• _What to work on_: Print out every record exactly as it appears.

··· Listed entries

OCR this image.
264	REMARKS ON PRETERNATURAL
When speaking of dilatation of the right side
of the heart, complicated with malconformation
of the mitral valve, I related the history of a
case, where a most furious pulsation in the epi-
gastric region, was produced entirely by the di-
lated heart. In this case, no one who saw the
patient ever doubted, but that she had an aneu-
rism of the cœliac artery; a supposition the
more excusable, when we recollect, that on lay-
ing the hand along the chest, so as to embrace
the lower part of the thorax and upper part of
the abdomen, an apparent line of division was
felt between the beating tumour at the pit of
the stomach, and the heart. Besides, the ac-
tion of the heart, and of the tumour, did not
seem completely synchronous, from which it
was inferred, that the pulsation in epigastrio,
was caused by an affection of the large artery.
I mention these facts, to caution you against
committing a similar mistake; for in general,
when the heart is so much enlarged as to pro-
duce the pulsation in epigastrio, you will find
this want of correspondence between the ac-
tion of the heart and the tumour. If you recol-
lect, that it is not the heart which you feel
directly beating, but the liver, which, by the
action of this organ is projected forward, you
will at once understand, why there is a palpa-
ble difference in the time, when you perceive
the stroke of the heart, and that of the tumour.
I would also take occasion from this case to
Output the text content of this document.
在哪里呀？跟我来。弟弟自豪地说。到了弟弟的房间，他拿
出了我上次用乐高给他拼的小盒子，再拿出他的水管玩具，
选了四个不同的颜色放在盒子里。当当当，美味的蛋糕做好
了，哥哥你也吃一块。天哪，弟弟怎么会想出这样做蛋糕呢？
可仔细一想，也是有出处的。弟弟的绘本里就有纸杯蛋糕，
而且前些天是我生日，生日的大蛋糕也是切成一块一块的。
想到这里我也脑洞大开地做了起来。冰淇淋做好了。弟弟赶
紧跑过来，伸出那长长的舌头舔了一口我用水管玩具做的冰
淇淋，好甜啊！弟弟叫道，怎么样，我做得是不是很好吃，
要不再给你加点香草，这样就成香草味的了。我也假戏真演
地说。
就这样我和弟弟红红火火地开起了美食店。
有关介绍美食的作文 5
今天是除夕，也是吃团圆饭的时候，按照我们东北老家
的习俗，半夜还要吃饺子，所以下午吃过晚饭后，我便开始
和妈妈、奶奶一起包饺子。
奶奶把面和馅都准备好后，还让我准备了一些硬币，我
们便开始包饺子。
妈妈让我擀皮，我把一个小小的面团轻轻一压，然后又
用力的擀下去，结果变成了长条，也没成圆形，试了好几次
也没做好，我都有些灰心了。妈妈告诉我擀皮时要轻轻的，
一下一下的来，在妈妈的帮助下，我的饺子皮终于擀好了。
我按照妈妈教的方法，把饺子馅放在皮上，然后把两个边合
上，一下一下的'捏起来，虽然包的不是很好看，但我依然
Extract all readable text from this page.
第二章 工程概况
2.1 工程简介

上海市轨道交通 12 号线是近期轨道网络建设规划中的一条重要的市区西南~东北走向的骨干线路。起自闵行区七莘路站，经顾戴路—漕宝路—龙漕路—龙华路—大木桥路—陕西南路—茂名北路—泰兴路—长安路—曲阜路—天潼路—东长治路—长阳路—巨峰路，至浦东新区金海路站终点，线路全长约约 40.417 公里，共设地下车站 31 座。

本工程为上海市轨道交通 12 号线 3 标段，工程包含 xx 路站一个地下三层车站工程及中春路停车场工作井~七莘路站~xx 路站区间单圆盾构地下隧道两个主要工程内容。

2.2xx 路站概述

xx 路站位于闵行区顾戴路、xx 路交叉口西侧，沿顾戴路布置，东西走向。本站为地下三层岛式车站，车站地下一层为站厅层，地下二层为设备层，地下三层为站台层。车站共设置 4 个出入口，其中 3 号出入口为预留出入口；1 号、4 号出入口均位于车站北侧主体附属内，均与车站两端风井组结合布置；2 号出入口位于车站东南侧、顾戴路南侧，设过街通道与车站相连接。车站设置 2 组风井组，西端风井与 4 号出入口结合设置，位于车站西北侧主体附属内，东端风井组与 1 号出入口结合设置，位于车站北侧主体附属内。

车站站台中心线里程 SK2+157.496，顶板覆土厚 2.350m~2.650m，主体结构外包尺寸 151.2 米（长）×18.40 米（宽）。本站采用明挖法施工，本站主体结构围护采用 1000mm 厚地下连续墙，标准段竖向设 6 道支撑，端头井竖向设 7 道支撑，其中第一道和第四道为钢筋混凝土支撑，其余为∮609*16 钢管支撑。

······

• _Answer to this exercise_:
OCR this image.
264	REMARKS ON PRETERNATURAL
When speaking of dilatation of the right side
of the heart, complicated with malconformation
of the mitral valve, I related the history of a
case, where a most furious pulsation in the epi-
gastric region, was produced entirely by the di-
lated heart. In this case, no one who saw the
patient ever doubted, but that she had an aneu-
rism of the cœliac artery; a supposition the
more excusable, when we recollect, that on lay-
ing the hand along the chest, so as to embrace
the lower part of the thorax and upper part of
the abdomen, an apparent line of division was
felt between the beating tumour at the pit of
the stomach, and the heart. Besides, the ac-
tion of the heart, and of the tumour, did not
seem completely synchronous, from which it
was inferred, that the pulsation in epigastrio,
was caused by an affection of the large artery.
I mention these facts, to caution you against
committing a similar mistake; for in general,
when the heart is so much enlarged as to pro-
duce the pulsation in epigastrio, you will find
this want of correspondence between the ac-
tion of the heart and the tumour. If you recol-
lect, that it is not the heart which you feel
directly beating, but the liver, which, by the
action of this organ is projected forward, you
will at once understand, why there is a palpa-
ble difference in the time, when you perceive
the stroke of the heart, and that of the tumour.
I would also take occasion from this case to
Output the text content of this document.
在哪里呀？跟我来。弟弟自豪地说。到了弟弟的房间，他拿
出了我上次用乐高给他拼的小盒子，再拿出他的水管玩具，
选了四个不同的颜色放在盒子里。当当当，美味的蛋糕做好
了，哥哥你也吃一块。天哪，弟弟怎么会想出这样做蛋糕呢？
可仔细一想，也是有出处的。弟弟的绘本里就有纸杯蛋糕，
而且前些天是我生日，生日的大蛋糕也是切成一块一块的。
想到这里我也脑洞大开地做了起来。冰淇淋做好了。弟弟赶
紧跑过来，伸出那长长的舌头舔了一口我用水管玩具做的冰
淇淋，好甜啊！弟弟叫道，怎么样，我做得是不是很好吃，
要不再给你加点香草，这样就成香草味的了。我也假戏真演
地说。
就这样我和弟弟红红火火地开起了美食店。
有关介绍美食的作文 5
今天是除夕，也是吃团圆饭的时候，按照我们东北老家
的习俗，半夜还要吃饺子，所以下午吃过晚饭后，我便开始
和妈妈、奶奶一起包饺子。
奶奶把面和馅都准备好后，还让我准备了一些硬币，我
们便开始包饺子。
妈妈让我擀皮，我把一个小小的面团轻轻一压，然后又
用力的擀下去，结果变成了长条，也没成圆形，试了好几次
也没做好，我都有些灰心了。妈妈告诉我擀皮时要轻轻的，
一下一下的来，在妈妈的帮助下，我的饺子皮终于擀好了。
我按照妈妈教的方法，把饺子馅放在皮上，然后把两个边合
上，一下一下的'捏起来，虽然包的不是很好看，但我依然
Extract all readable text from this page.
第二章 工程概况
2.1 工程简介

上海市轨道交通 12 号线是近期轨道网络建设规划中的一条重要的市区西南~东北走向的骨干线路。起自闵行区七莘路站，经顾戴路—漕宝路—龙漕路—龙华路—大木桥路—陕西南路—茂名北路—泰兴路—长安路—曲阜路—天潼路—东长治路—长阳路—巨峰路，至浦东新区金海路站终点，线路全长约约 40.417 公里，共设地下车站 31 座。

本工程为上海市轨道交通 12 号线 3 标段，工程包含 xx 路站一个地下三层车站工程及中春路停车场工作井~七莘路站~xx 路站区间单圆盾构地下隧道两个主要工程内容。

2.2xx 路站概述

xx 路站位于闵行区顾戴路、xx 路交叉口西侧，沿顾戴路布置，东西走向。本站为地下三层岛式车站，车站地下一层为站厅层，地下二层为设备层，地下三层为站台层。车站共设置 4 个出入口，其中 3 号出入口为预留出入口；1 号、4 号出入口均位于车站北侧主体附属内，均与车站两端风井组结合布置；2 号出入口位于车站东南侧、顾戴路南侧，设过街通道与车站相连接。车站设置 2 组风井组，西端风井与 4 号出入口结合设置，位于车站西北侧主体附属内，东端风井组与 1 号出入口结合设置，位于车站北侧主体附属内。

车站站台中心线里程 SK2+157.496，顶板覆土厚 2.350m~2.650m，主体结构外包尺寸 151.2 米（长）×18.40 米（宽）。本站采用明挖法施工，本站主体结构围护采用 1000mm 厚地下连续墙，标准段竖向设 6 道支撑，端头井竖向设 7 道支撑，其中第一道和第四道为钢筋混凝土支撑，其余为∮609*16 钢管支撑。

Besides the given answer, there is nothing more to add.